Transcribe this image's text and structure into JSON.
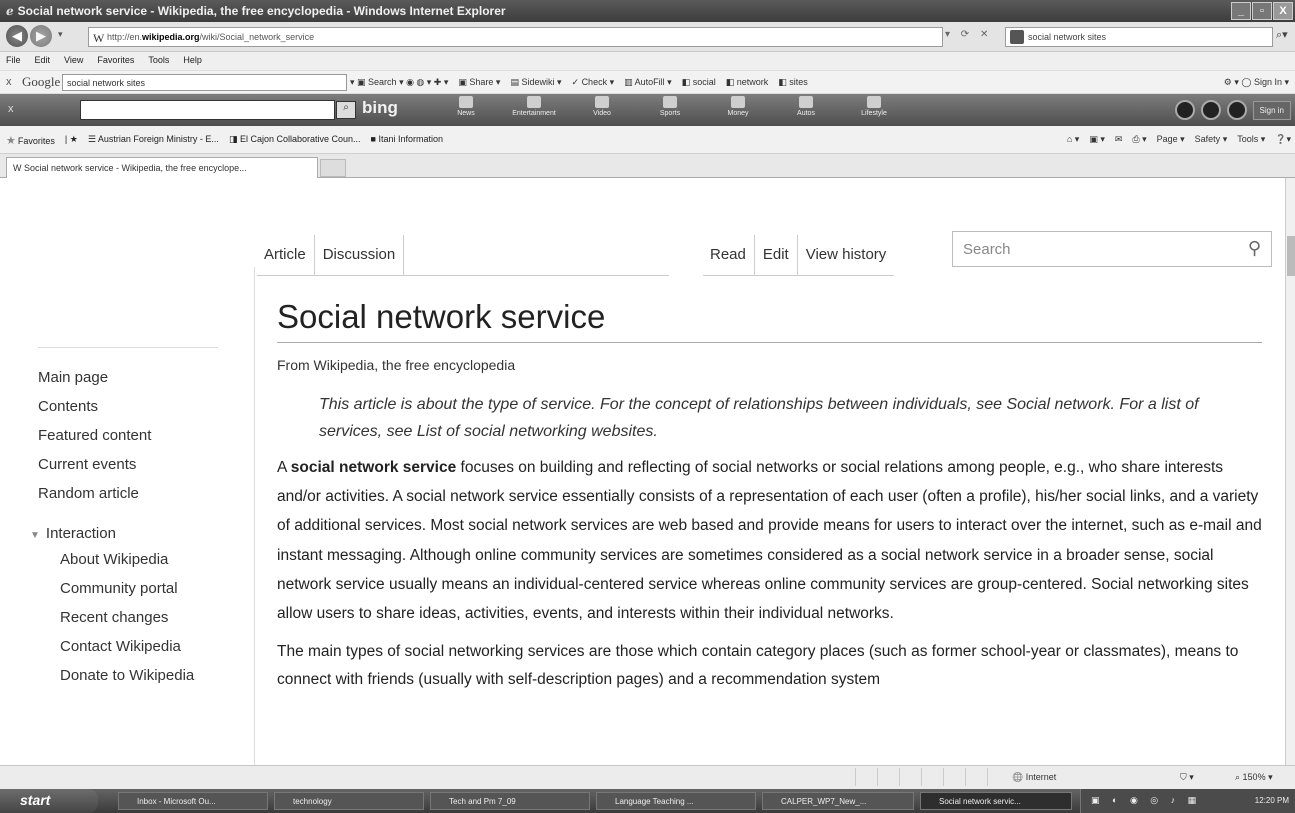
{
  "window": {
    "title": "Social network service - Wikipedia, the free encyclopedia - Windows Internet Explorer",
    "min": "_",
    "max": "▫",
    "close": "X"
  },
  "address": {
    "url_prefix": "http://en.",
    "url_domain": "wikipedia.org",
    "url_path": "/wiki/Social_network_service",
    "search_text": "social network sites"
  },
  "menu": [
    "File",
    "Edit",
    "View",
    "Favorites",
    "Tools",
    "Help"
  ],
  "google_toolbar": {
    "logo": "Google",
    "query": "social network sites",
    "items": [
      "Search",
      "Share",
      "Sidewiki",
      "Check",
      "AutoFill",
      "social",
      "network",
      "sites"
    ],
    "signin": "Sign In"
  },
  "bing_toolbar": {
    "logo": "bing",
    "items": [
      "News",
      "Entertainment",
      "Video",
      "Sports",
      "Money",
      "Autos",
      "Lifestyle"
    ],
    "signin": "Sign in"
  },
  "favorites": {
    "label": "Favorites",
    "items": [
      "Austrian Foreign Ministry - E...",
      "El Cajon Collaborative Coun...",
      "Itani Information"
    ],
    "commands": [
      "Page",
      "Safety",
      "Tools"
    ]
  },
  "tab": {
    "label": "Social network service - Wikipedia, the free encyclope..."
  },
  "wiki": {
    "tabs_left": [
      "Article",
      "Discussion"
    ],
    "tabs_right": [
      "Read",
      "Edit",
      "View history"
    ],
    "search_placeholder": "Search",
    "title": "Social network service",
    "site_sub": "From Wikipedia, the free encyclopedia",
    "hatnote": "This article is about the type of service. For the concept of relationships between individuals, see Social network. For a list of services, see List of social networking websites.",
    "lead_bold": "social network service",
    "lead_prefix": "A",
    "lead_rest": "focuses on building and reflecting of social networks or social relations among people, e.g., who share interests and/or activities. A social network service essentially consists of a representation of each user (often a profile), his/her social links, and a variety of additional services. Most social network services are web based and provide means for users to interact over the internet, such as e-mail and instant messaging. Although online community services are sometimes considered as a social network service in a broader sense, social network service usually means an individual-centered service whereas online community services are group-centered. Social networking sites allow users to share ideas, activities, events, and interests within their individual networks.",
    "para2": "The main types of social networking services are those which contain category places (such as former school-year or classmates), means to connect with friends (usually with self-description pages) and a recommendation system"
  },
  "sidebar": {
    "nav": [
      "Main page",
      "Contents",
      "Featured content",
      "Current events",
      "Random article"
    ],
    "interaction_label": "Interaction",
    "interaction": [
      "About Wikipedia",
      "Community portal",
      "Recent changes",
      "Contact Wikipedia",
      "Donate to Wikipedia"
    ]
  },
  "status": {
    "zone": "Internet",
    "zoom": "150%"
  },
  "taskbar": {
    "start": "start",
    "tasks": [
      "Inbox - Microsoft Ou...",
      "technology",
      "Tech and Pm 7_09",
      "Language Teaching ...",
      "CALPER_WP7_New_...",
      "Social network servic..."
    ],
    "clock": "12:20 PM"
  }
}
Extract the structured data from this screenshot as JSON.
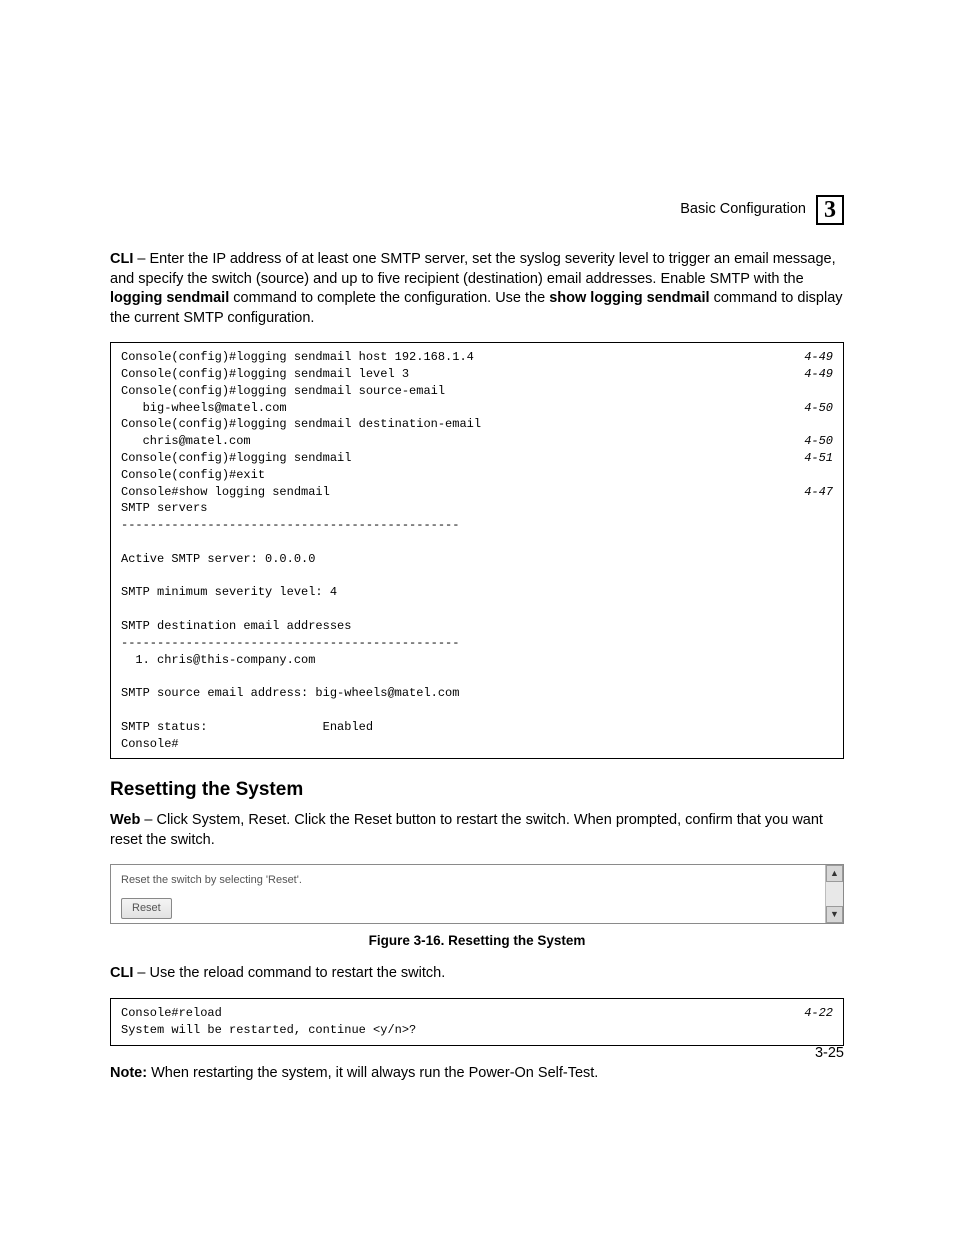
{
  "header": {
    "section": "Basic Configuration",
    "chapter": "3"
  },
  "intro": {
    "cli_label": "CLI",
    "p1a": " – Enter the IP address of at least one SMTP server, set the syslog severity level to trigger an email message, and specify the switch (source) and up to five recipient (destination) email addresses. Enable SMTP with the ",
    "cmd1": "logging sendmail",
    "p1b": " command to complete the configuration. Use the ",
    "cmd2": "show logging sendmail",
    "p1c": " command to display the current SMTP configuration."
  },
  "code1": {
    "rows": [
      {
        "t": "Console(config)#logging sendmail host 192.168.1.4",
        "r": "4-49"
      },
      {
        "t": "Console(config)#logging sendmail level 3",
        "r": "4-49"
      },
      {
        "t": "Console(config)#logging sendmail source-email",
        "r": ""
      },
      {
        "t": "   big-wheels@matel.com",
        "r": "4-50"
      },
      {
        "t": "Console(config)#logging sendmail destination-email",
        "r": ""
      },
      {
        "t": "   chris@matel.com",
        "r": "4-50"
      },
      {
        "t": "Console(config)#logging sendmail",
        "r": "4-51"
      },
      {
        "t": "Console(config)#exit",
        "r": ""
      },
      {
        "t": "Console#show logging sendmail",
        "r": "4-47"
      },
      {
        "t": "SMTP servers",
        "r": ""
      },
      {
        "t": "-----------------------------------------------",
        "r": ""
      },
      {
        "t": "",
        "r": ""
      },
      {
        "t": "Active SMTP server: 0.0.0.0",
        "r": ""
      },
      {
        "t": "",
        "r": ""
      },
      {
        "t": "SMTP minimum severity level: 4",
        "r": ""
      },
      {
        "t": "",
        "r": ""
      },
      {
        "t": "SMTP destination email addresses",
        "r": ""
      },
      {
        "t": "-----------------------------------------------",
        "r": ""
      },
      {
        "t": "  1. chris@this-company.com",
        "r": ""
      },
      {
        "t": "",
        "r": ""
      },
      {
        "t": "SMTP source email address: big-wheels@matel.com",
        "r": ""
      },
      {
        "t": "",
        "r": ""
      },
      {
        "t": "SMTP status:                Enabled",
        "r": ""
      },
      {
        "t": "Console#",
        "r": ""
      }
    ]
  },
  "reset": {
    "heading": "Resetting the System",
    "web_label": "Web",
    "web_text": " – Click System, Reset. Click the Reset button to restart the switch. When prompted, confirm that you want reset the switch.",
    "instr": "Reset the switch by selecting 'Reset'.",
    "button": "Reset",
    "caption": "Figure 3-16.  Resetting the System",
    "cli_label": "CLI",
    "cli_text": " – Use the reload command to restart the switch."
  },
  "code2": {
    "rows": [
      {
        "t": "Console#reload",
        "r": "4-22"
      },
      {
        "t": "System will be restarted, continue <y/n>?",
        "r": ""
      }
    ]
  },
  "note": {
    "label": "Note:",
    "text": "  When restarting the system, it will always run the Power-On Self-Test."
  },
  "page_number": "3-25"
}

(What is being asked) Transcribe all entries above exactly. Drop the pictures.

(Solved exercise)
Transcribe this image's text and structure into JSON.
{
  "window": {
    "title": "Social network service - Wikipedia, the free encyclopedia - Windows Internet Explorer",
    "min": "_",
    "max": "▫",
    "close": "X"
  },
  "address": {
    "url_prefix": "http://en.",
    "url_domain": "wikipedia.org",
    "url_path": "/wiki/Social_network_service",
    "search_text": "social network sites"
  },
  "menu": [
    "File",
    "Edit",
    "View",
    "Favorites",
    "Tools",
    "Help"
  ],
  "google_toolbar": {
    "logo": "Google",
    "query": "social network sites",
    "items": [
      "Search",
      "Share",
      "Sidewiki",
      "Check",
      "AutoFill",
      "social",
      "network",
      "sites"
    ],
    "signin": "Sign In"
  },
  "bing_toolbar": {
    "logo": "bing",
    "items": [
      "News",
      "Entertainment",
      "Video",
      "Sports",
      "Money",
      "Autos",
      "Lifestyle"
    ],
    "signin": "Sign in"
  },
  "favorites": {
    "label": "Favorites",
    "items": [
      "Austrian Foreign Ministry - E...",
      "El Cajon Collaborative Coun...",
      "Itani Information"
    ],
    "commands": [
      "Page",
      "Safety",
      "Tools"
    ]
  },
  "tab": {
    "label": "Social network service - Wikipedia, the free encyclope..."
  },
  "wiki": {
    "tabs_left": [
      "Article",
      "Discussion"
    ],
    "tabs_right": [
      "Read",
      "Edit",
      "View history"
    ],
    "search_placeholder": "Search",
    "title": "Social network service",
    "site_sub": "From Wikipedia, the free encyclopedia",
    "hatnote": "This article is about the type of service. For the concept of relationships between individuals, see Social network. For a list of services, see List of social networking websites.",
    "lead_bold": "social network service",
    "lead_prefix": "A",
    "lead_rest": "focuses on building and reflecting of social networks or social relations among people, e.g., who share interests and/or activities. A social network service essentially consists of a representation of each user (often a profile), his/her social links, and a variety of additional services. Most social network services are web based and provide means for users to interact over the internet, such as e-mail and instant messaging. Although online community services are sometimes considered as a social network service in a broader sense, social network service usually means an individual-centered service whereas online community services are group-centered. Social networking sites allow users to share ideas, activities, events, and interests within their individual networks.",
    "para2": "The main types of social networking services are those which contain category places (such as former school-year or classmates), means to connect with friends (usually with self-description pages) and a recommendation system"
  },
  "sidebar": {
    "nav": [
      "Main page",
      "Contents",
      "Featured content",
      "Current events",
      "Random article"
    ],
    "interaction_label": "Interaction",
    "interaction": [
      "About Wikipedia",
      "Community portal",
      "Recent changes",
      "Contact Wikipedia",
      "Donate to Wikipedia"
    ]
  },
  "status": {
    "zone": "Internet",
    "zoom": "150%"
  },
  "taskbar": {
    "start": "start",
    "tasks": [
      "Inbox - Microsoft Ou...",
      "technology",
      "Tech and Pm 7_09",
      "Language Teaching ...",
      "CALPER_WP7_New_...",
      "Social network servic..."
    ],
    "clock": "12:20 PM"
  }
}
Extract the structured data from this screenshot as JSON.
{
  "header": {
    "section": "Basic Configuration",
    "chapter": "3"
  },
  "intro": {
    "cli_label": "CLI",
    "p1a": " – Enter the IP address of at least one SMTP server, set the syslog severity level to trigger an email message, and specify the switch (source) and up to five recipient (destination) email addresses. Enable SMTP with the ",
    "cmd1": "logging sendmail",
    "p1b": " command to complete the configuration. Use the ",
    "cmd2": "show logging sendmail",
    "p1c": " command to display the current SMTP configuration."
  },
  "code1": {
    "rows": [
      {
        "t": "Console(config)#logging sendmail host 192.168.1.4",
        "r": "4-49"
      },
      {
        "t": "Console(config)#logging sendmail level 3",
        "r": "4-49"
      },
      {
        "t": "Console(config)#logging sendmail source-email",
        "r": ""
      },
      {
        "t": "   big-wheels@matel.com",
        "r": "4-50"
      },
      {
        "t": "Console(config)#logging sendmail destination-email",
        "r": ""
      },
      {
        "t": "   chris@matel.com",
        "r": "4-50"
      },
      {
        "t": "Console(config)#logging sendmail",
        "r": "4-51"
      },
      {
        "t": "Console(config)#exit",
        "r": ""
      },
      {
        "t": "Console#show logging sendmail",
        "r": "4-47"
      },
      {
        "t": "SMTP servers",
        "r": ""
      },
      {
        "t": "-----------------------------------------------",
        "r": ""
      },
      {
        "t": "",
        "r": ""
      },
      {
        "t": "Active SMTP server: 0.0.0.0",
        "r": ""
      },
      {
        "t": "",
        "r": ""
      },
      {
        "t": "SMTP minimum severity level: 4",
        "r": ""
      },
      {
        "t": "",
        "r": ""
      },
      {
        "t": "SMTP destination email addresses",
        "r": ""
      },
      {
        "t": "-----------------------------------------------",
        "r": ""
      },
      {
        "t": "  1. chris@this-company.com",
        "r": ""
      },
      {
        "t": "",
        "r": ""
      },
      {
        "t": "SMTP source email address: big-wheels@matel.com",
        "r": ""
      },
      {
        "t": "",
        "r": ""
      },
      {
        "t": "SMTP status:                Enabled",
        "r": ""
      },
      {
        "t": "Console#",
        "r": ""
      }
    ]
  },
  "reset": {
    "heading": "Resetting the System",
    "web_label": "Web",
    "web_text": " – Click System, Reset. Click the Reset button to restart the switch. When prompted, confirm that you want reset the switch.",
    "instr": "Reset the switch by selecting 'Reset'.",
    "button": "Reset",
    "caption": "Figure 3-16.  Resetting the System",
    "cli_label": "CLI",
    "cli_text": " – Use the reload command to restart the switch."
  },
  "code2": {
    "rows": [
      {
        "t": "Console#reload",
        "r": "4-22"
      },
      {
        "t": "System will be restarted, continue <y/n>?",
        "r": ""
      }
    ]
  },
  "note": {
    "label": "Note:",
    "text": "  When restarting the system, it will always run the Power-On Self-Test."
  },
  "page_number": "3-25"
}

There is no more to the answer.